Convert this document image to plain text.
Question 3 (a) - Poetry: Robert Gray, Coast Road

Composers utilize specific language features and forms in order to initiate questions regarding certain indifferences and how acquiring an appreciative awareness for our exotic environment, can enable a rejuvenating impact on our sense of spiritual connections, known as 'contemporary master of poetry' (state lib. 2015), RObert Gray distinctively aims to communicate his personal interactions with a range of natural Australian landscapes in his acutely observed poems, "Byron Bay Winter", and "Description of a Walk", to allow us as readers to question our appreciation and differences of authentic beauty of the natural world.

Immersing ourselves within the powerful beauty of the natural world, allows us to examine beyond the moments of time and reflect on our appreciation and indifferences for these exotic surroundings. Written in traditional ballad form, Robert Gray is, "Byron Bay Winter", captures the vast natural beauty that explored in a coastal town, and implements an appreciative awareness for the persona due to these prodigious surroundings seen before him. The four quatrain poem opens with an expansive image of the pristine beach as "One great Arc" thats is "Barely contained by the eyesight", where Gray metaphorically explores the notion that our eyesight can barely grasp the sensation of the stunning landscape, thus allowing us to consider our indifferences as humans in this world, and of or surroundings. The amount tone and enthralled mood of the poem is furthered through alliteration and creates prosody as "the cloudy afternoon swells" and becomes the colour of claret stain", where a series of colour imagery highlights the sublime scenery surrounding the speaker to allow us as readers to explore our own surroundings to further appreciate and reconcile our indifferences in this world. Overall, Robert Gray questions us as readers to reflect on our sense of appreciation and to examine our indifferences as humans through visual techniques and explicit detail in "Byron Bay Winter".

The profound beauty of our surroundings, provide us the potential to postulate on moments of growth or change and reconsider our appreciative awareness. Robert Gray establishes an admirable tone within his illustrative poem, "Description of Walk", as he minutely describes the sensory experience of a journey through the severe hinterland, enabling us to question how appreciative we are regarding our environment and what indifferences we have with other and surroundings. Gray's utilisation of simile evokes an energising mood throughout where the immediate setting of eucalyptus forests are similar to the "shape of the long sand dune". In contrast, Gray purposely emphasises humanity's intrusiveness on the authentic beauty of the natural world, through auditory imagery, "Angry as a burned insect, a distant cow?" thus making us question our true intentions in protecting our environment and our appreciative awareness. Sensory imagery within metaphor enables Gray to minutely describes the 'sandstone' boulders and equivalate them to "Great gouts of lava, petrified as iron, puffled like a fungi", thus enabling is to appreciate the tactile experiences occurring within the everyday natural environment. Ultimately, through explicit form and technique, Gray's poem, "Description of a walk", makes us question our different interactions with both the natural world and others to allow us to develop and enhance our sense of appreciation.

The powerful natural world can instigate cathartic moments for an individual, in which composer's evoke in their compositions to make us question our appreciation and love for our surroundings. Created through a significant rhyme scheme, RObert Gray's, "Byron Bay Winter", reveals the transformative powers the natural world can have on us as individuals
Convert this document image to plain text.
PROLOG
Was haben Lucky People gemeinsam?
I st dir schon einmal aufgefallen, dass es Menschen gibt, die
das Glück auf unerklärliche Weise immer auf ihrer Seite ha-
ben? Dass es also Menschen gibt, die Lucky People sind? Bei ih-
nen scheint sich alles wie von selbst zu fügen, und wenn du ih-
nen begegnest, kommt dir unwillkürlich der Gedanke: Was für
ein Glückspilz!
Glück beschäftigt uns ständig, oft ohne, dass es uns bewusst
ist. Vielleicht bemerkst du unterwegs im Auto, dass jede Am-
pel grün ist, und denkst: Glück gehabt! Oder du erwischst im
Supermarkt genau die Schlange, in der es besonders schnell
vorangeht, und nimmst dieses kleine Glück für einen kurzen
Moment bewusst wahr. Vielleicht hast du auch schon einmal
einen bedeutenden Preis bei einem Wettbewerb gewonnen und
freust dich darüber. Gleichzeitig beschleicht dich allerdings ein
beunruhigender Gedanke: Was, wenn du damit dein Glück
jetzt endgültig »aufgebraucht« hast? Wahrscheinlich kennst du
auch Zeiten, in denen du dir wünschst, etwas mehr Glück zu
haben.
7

> _Problem_:
Return all of the above records exactly, leaving no line out.

> _Expected answer_:
Convert this document image to plain text.
Question 3 (a) - Poetry: Robert Gray, Coast Road

Composers utilize specific language features and forms in order to initiate questions regarding certain indifferences and how acquiring an appreciative awareness for our exotic environment, can enable a rejuvenating impact on our sense of spiritual connections, known as 'contemporary master of poetry' (state lib. 2015), RObert Gray distinctively aims to communicate his personal interactions with a range of natural Australian landscapes in his acutely observed poems, "Byron Bay Winter", and "Description of a Walk", to allow us as readers to question our appreciation and differences of authentic beauty of the natural world.

Immersing ourselves within the powerful beauty of the natural world, allows us to examine beyond the moments of time and reflect on our appreciation and indifferences for these exotic surroundings. Written in traditional ballad form, Robert Gray is, "Byron Bay Winter", captures the vast natural beauty that explored in a coastal town, and implements an appreciative awareness for the persona due to these prodigious surroundings seen before him. The four quatrain poem opens with an expansive image of the pristine beach as "One great Arc" thats is "Barely contained by the eyesight", where Gray metaphorically explores the notion that our eyesight can barely grasp the sensation of the stunning landscape, thus allowing us to consider our indifferences as humans in this world, and of or surroundings. The amount tone and enthralled mood of the poem is furthered through alliteration and creates prosody as "the cloudy afternoon swells" and becomes the colour of claret stain", where a series of colour imagery highlights the sublime scenery surrounding the speaker to allow us as readers to explore our own surroundings to further appreciate and reconcile our indifferences in this world. Overall, Robert Gray questions us as readers to reflect on our sense of appreciation and to examine our indifferences as humans through visual techniques and explicit detail in "Byron Bay Winter".

The profound beauty of our surroundings, provide us the potential to postulate on moments of growth or change and reconsider our appreciative awareness. Robert Gray establishes an admirable tone within his illustrative poem, "Description of Walk", as he minutely describes the sensory experience of a journey through the severe hinterland, enabling us to question how appreciative we are regarding our environment and what indifferences we have with other and surroundings. Gray's utilisation of simile evokes an energising mood throughout where the immediate setting of eucalyptus forests are similar to the "shape of the long sand dune". In contrast, Gray purposely emphasises humanity's intrusiveness on the authentic beauty of the natural world, through auditory imagery, "Angry as a burned insect, a distant cow?" thus making us question our true intentions in protecting our environment and our appreciative awareness. Sensory imagery within metaphor enables Gray to minutely describes the 'sandstone' boulders and equivalate them to "Great gouts of lava, petrified as iron, puffled like a fungi", thus enabling is to appreciate the tactile experiences occurring within the everyday natural environment. Ultimately, through explicit form and technique, Gray's poem, "Description of a walk", makes us question our different interactions with both the natural world and others to allow us to develop and enhance our sense of appreciation.

The powerful natural world can instigate cathartic moments for an individual, in which composer's evoke in their compositions to make us question our appreciation and love for our surroundings. Created through a significant rhyme scheme, RObert Gray's, "Byron Bay Winter", reveals the transformative powers the natural world can have on us as individuals
Convert this document image to plain text.
PROLOG
Was haben Lucky People gemeinsam?
I st dir schon einmal aufgefallen, dass es Menschen gibt, die
das Glück auf unerklärliche Weise immer auf ihrer Seite ha-
ben? Dass es also Menschen gibt, die Lucky People sind? Bei ih-
nen scheint sich alles wie von selbst zu fügen, und wenn du ih-
nen begegnest, kommt dir unwillkürlich der Gedanke: Was für
ein Glückspilz!
Glück beschäftigt uns ständig, oft ohne, dass es uns bewusst
ist. Vielleicht bemerkst du unterwegs im Auto, dass jede Am-
pel grün ist, und denkst: Glück gehabt! Oder du erwischst im
Supermarkt genau die Schlange, in der es besonders schnell
vorangeht, und nimmst dieses kleine Glück für einen kurzen
Moment bewusst wahr. Vielleicht hast du auch schon einmal
einen bedeutenden Preis bei einem Wettbewerb gewonnen und
freust dich darüber. Gleichzeitig beschleicht dich allerdings ein
beunruhigender Gedanke: Was, wenn du damit dein Glück
jetzt endgültig »aufgebraucht« hast? Wahrscheinlich kennst du
auch Zeiten, in denen du dir wünschst, etwas mehr Glück zu
haben.
7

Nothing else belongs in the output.